Using the material below, copy every line where "Republic" appears.

# Task data

┏━━

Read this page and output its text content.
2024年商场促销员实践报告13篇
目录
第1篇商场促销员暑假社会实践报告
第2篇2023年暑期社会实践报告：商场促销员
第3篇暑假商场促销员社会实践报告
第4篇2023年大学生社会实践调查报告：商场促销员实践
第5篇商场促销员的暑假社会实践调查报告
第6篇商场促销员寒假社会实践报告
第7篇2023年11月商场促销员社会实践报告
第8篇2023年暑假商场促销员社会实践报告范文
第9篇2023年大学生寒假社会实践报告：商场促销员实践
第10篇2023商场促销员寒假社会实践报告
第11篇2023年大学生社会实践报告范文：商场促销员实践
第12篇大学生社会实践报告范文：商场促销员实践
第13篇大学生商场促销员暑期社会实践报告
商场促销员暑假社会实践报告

┗━━
┏━━

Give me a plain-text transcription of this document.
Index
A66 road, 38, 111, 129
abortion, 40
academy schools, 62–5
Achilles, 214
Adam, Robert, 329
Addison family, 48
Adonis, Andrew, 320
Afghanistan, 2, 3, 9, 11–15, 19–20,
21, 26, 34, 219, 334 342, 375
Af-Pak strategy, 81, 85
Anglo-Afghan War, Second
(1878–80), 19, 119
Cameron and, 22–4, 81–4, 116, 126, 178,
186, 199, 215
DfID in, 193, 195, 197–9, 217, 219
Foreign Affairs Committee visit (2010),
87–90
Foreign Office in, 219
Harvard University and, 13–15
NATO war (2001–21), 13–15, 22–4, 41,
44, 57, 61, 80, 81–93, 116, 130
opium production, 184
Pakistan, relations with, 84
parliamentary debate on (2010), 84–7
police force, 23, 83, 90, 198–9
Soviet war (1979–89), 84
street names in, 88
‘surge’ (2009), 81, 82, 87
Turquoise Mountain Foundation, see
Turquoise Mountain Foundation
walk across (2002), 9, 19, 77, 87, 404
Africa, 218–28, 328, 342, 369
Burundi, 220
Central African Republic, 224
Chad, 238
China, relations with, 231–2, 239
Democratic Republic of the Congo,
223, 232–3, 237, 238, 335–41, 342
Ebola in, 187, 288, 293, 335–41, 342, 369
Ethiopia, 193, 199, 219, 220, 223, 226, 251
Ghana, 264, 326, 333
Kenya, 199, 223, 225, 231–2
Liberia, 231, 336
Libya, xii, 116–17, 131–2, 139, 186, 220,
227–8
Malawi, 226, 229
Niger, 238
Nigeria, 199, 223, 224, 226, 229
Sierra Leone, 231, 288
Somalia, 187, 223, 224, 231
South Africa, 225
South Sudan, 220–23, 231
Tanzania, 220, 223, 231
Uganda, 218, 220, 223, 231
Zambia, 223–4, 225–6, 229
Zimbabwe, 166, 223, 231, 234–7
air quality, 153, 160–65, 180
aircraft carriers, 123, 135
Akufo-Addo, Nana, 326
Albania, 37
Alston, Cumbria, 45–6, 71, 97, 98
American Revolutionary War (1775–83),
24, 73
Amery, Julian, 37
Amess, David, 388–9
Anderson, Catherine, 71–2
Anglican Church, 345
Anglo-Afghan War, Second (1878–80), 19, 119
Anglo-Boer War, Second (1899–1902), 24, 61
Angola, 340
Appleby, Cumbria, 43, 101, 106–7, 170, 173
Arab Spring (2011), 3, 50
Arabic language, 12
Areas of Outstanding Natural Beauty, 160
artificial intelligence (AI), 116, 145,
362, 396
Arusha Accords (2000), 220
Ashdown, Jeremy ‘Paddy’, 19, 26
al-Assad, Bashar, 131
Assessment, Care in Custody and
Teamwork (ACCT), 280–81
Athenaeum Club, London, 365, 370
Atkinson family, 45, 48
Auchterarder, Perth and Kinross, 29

┗━━

# Solution to this task
Central African Republic, 224
Democratic Republic of the Congo,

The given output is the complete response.